Goal of the exercise = Your task is to extract every line from the material below exactly.

'''

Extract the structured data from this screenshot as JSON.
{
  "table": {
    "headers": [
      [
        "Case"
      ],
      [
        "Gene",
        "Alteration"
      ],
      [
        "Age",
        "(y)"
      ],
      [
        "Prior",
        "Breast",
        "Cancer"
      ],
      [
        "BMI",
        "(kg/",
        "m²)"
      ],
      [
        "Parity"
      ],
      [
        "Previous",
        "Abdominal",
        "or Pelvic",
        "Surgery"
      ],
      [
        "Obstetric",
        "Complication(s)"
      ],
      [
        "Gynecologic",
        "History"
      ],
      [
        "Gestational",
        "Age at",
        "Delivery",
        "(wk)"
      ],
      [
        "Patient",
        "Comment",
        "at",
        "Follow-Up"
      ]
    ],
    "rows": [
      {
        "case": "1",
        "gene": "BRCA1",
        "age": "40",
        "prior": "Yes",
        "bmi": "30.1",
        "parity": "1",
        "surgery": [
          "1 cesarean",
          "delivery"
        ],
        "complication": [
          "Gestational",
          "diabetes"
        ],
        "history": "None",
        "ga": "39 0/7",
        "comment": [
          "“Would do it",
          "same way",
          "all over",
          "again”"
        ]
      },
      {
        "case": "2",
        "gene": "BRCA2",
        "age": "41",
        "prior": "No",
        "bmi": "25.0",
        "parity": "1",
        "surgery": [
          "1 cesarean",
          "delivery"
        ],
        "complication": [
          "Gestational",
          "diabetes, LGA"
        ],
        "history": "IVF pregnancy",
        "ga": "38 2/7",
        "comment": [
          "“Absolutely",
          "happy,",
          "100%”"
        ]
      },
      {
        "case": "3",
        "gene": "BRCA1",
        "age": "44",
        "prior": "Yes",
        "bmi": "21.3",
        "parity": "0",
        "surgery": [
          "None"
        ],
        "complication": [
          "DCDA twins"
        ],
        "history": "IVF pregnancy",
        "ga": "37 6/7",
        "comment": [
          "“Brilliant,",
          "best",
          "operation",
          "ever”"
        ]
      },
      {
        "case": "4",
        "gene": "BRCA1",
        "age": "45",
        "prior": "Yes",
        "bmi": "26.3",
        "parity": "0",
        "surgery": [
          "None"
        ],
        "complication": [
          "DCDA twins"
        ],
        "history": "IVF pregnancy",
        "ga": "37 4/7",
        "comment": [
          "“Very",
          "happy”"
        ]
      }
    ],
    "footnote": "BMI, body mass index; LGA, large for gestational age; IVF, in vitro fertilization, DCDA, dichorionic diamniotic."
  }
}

'''

Solution =
Extract the structured data from this screenshot as JSON.
{
  "table": {
    "headers": [
      [
        "Case"
      ],
      [
        "Gene",
        "Alteration"
      ],
      [
        "Age",
        "(y)"
      ],
      [
        "Prior",
        "Breast",
        "Cancer"
      ],
      [
        "BMI",
        "(kg/",
        "m²)"
      ],
      [
        "Parity"
      ],
      [
        "Previous",
        "Abdominal",
        "or Pelvic",
        "Surgery"
      ],
      [
        "Obstetric",
        "Complication(s)"
      ],
      [
        "Gynecologic",
        "History"
      ],
      [
        "Gestational",
        "Age at",
        "Delivery",
        "(wk)"
      ],
      [
        "Patient",
        "Comment",
        "at",
        "Follow-Up"
      ]
    ],
    "rows": [
      {
        "case": "1",
        "gene": "BRCA1",
        "age": "40",
        "prior": "Yes",
        "bmi": "30.1",
        "parity": "1",
        "surgery": [
          "1 cesarean",
          "delivery"
        ],
        "complication": [
          "Gestational",
          "diabetes"
        ],
        "history": "None",
        "ga": "39 0/7",
        "comment": [
          "“Would do it",
          "same way",
          "all over",
          "again”"
        ]
      },
      {
        "case": "2",
        "gene": "BRCA2",
        "age": "41",
        "prior": "No",
        "bmi": "25.0",
        "parity": "1",
        "surgery": [
          "1 cesarean",
          "delivery"
        ],
        "complication": [
          "Gestational",
          "diabetes, LGA"
        ],
        "history": "IVF pregnancy",
        "ga": "38 2/7",
        "comment": [
          "“Absolutely",
          "happy,",
          "100%”"
        ]
      },
      {
        "case": "3",
        "gene": "BRCA1",
        "age": "44",
        "prior": "Yes",
        "bmi": "21.3",
        "parity": "0",
        "surgery": [
          "None"
        ],
        "complication": [
          "DCDA twins"
        ],
        "history": "IVF pregnancy",
        "ga": "37 6/7",
        "comment": [
          "“Brilliant,",
          "best",
          "operation",
          "ever”"
        ]
      },
      {
        "case": "4",
        "gene": "BRCA1",
        "age": "45",
        "prior": "Yes",
        "bmi": "26.3",
        "parity": "0",
        "surgery": [
          "None"
        ],
        "complication": [
          "DCDA twins"
        ],
        "history": "IVF pregnancy",
        "ga": "37 4/7",
        "comment": [
          "“Very",
          "happy”"
        ]
      }
    ],
    "footnote": "BMI, body mass index; LGA, large for gestational age; IVF, in vitro fertilization, DCDA, dichorionic diamniotic."
  }
}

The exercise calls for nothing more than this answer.